[Stored records]
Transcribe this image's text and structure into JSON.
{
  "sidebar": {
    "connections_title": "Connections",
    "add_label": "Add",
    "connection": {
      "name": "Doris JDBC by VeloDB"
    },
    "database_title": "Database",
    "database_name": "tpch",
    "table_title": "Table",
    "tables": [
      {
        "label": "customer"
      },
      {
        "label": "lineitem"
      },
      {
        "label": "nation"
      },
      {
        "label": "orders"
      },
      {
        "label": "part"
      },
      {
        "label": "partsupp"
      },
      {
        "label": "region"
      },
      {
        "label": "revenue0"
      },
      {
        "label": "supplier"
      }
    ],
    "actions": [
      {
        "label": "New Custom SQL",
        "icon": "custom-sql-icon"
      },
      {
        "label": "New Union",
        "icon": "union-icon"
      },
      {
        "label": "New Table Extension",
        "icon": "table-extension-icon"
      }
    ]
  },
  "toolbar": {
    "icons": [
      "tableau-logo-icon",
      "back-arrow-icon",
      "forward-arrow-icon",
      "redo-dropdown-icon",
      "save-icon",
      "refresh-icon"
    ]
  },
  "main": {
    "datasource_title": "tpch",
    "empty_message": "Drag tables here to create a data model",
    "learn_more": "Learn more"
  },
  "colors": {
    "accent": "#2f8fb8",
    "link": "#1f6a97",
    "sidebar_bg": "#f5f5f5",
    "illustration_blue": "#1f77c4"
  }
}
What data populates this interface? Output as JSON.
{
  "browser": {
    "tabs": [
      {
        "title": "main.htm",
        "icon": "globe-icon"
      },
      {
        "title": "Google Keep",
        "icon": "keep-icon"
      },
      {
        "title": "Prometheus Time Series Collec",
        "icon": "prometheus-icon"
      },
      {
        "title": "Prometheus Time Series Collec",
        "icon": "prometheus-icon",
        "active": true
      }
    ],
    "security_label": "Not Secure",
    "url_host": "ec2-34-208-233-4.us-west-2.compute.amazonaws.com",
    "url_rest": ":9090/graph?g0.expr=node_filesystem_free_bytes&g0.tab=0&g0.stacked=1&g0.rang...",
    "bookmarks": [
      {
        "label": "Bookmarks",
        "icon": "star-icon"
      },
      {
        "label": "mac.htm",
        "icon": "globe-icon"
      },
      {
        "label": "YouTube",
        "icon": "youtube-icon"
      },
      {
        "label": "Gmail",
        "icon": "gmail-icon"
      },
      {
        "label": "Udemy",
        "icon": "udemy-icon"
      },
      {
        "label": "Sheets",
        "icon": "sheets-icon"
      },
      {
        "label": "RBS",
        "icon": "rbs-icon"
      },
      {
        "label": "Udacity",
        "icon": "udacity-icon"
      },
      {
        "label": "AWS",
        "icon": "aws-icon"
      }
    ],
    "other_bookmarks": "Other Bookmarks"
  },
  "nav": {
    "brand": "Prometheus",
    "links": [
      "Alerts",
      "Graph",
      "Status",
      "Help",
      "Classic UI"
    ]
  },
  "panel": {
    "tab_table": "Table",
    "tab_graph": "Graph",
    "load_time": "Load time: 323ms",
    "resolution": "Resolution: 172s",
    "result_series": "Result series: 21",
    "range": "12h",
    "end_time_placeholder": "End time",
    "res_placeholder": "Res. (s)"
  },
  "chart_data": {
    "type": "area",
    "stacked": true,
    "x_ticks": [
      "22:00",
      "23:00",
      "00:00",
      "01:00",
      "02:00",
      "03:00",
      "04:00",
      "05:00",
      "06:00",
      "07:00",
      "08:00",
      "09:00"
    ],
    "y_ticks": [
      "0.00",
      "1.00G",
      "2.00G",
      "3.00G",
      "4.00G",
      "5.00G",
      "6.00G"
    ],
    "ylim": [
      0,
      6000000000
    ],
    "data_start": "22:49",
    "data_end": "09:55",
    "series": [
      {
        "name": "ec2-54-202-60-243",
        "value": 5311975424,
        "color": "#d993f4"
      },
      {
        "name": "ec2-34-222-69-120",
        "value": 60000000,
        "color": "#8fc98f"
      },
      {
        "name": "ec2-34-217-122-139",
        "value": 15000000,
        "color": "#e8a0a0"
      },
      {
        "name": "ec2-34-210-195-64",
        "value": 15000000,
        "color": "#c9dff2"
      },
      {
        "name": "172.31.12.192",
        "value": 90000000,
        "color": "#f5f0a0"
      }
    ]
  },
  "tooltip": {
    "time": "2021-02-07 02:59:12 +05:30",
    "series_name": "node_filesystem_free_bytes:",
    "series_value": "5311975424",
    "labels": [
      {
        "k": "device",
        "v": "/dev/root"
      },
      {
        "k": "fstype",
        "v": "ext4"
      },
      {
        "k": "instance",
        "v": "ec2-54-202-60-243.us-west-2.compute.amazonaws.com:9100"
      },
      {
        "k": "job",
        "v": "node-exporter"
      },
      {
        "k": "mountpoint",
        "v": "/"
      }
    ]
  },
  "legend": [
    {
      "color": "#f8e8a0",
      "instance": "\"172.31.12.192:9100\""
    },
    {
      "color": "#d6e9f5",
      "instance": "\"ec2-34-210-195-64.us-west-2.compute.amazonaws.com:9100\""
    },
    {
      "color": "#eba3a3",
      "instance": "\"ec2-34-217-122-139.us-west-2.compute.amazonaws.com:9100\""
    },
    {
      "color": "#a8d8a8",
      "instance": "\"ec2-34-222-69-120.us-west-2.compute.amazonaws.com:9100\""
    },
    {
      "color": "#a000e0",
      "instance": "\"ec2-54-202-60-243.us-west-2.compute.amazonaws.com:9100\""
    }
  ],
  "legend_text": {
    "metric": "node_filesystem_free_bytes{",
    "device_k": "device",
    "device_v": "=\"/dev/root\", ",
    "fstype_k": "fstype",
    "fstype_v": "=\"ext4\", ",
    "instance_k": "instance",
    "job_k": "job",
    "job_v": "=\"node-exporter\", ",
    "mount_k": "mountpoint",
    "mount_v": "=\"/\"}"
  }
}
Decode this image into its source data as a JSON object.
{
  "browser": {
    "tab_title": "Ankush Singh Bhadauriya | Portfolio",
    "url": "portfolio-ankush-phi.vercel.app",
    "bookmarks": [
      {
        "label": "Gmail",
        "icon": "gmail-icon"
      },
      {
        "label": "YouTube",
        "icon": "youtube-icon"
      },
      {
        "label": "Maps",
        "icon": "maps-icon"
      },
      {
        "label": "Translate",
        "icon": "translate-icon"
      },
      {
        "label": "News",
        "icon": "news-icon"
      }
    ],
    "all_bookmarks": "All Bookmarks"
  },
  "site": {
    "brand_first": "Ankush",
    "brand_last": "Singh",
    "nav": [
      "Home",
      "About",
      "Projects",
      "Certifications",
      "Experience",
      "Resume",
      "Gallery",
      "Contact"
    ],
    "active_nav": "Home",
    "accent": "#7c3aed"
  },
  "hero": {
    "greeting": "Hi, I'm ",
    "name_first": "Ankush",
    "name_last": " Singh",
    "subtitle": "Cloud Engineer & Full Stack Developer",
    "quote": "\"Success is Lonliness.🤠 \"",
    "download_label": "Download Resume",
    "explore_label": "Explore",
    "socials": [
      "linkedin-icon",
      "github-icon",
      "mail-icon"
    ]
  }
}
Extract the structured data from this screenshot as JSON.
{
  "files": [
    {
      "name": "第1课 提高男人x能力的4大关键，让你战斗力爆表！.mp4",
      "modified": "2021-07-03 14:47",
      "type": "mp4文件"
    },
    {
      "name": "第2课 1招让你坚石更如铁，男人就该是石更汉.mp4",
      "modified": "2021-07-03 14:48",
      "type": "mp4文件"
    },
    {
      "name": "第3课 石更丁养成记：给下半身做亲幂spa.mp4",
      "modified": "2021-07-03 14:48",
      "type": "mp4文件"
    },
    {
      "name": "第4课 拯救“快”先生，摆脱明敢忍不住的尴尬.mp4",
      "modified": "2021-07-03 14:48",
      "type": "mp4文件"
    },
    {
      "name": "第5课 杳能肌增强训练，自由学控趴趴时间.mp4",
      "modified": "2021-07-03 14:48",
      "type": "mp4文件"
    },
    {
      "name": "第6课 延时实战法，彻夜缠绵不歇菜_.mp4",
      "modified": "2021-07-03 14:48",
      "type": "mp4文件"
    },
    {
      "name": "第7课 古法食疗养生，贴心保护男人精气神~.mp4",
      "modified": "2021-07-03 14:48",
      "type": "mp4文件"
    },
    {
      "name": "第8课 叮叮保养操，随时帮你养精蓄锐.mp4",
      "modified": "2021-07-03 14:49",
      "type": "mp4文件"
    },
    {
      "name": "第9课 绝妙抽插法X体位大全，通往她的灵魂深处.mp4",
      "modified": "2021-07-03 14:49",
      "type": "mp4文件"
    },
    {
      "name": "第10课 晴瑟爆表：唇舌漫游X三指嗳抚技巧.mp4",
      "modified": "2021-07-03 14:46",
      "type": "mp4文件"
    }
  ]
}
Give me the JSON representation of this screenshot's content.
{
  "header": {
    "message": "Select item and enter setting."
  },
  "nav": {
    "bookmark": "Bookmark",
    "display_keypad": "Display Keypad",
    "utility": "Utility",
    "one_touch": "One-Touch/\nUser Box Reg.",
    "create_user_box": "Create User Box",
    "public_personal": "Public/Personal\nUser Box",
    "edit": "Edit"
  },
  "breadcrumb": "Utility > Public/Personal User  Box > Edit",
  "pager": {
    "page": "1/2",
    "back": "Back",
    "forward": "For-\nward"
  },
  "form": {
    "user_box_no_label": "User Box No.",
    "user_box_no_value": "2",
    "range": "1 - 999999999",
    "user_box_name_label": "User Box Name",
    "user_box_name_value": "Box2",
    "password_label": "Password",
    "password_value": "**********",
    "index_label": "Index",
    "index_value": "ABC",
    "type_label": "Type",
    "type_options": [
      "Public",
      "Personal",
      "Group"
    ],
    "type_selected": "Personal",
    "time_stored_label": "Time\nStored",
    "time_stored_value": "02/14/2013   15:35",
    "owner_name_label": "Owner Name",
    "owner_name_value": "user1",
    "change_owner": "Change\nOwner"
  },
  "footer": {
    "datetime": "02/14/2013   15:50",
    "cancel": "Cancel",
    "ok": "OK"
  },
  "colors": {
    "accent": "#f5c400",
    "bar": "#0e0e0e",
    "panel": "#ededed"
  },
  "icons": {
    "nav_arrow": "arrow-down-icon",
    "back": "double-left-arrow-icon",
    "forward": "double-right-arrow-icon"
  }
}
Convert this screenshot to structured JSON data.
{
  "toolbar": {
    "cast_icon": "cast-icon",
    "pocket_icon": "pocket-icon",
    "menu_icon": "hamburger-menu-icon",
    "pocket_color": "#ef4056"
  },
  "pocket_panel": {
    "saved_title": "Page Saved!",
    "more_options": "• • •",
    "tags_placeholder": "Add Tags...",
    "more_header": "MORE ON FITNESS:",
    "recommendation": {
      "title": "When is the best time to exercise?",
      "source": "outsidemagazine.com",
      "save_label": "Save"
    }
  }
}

* _Work to be completed_
How many lines in the records above contain the word "screenshot"? Reply with the number and nothing more.

* _Result of this task_
3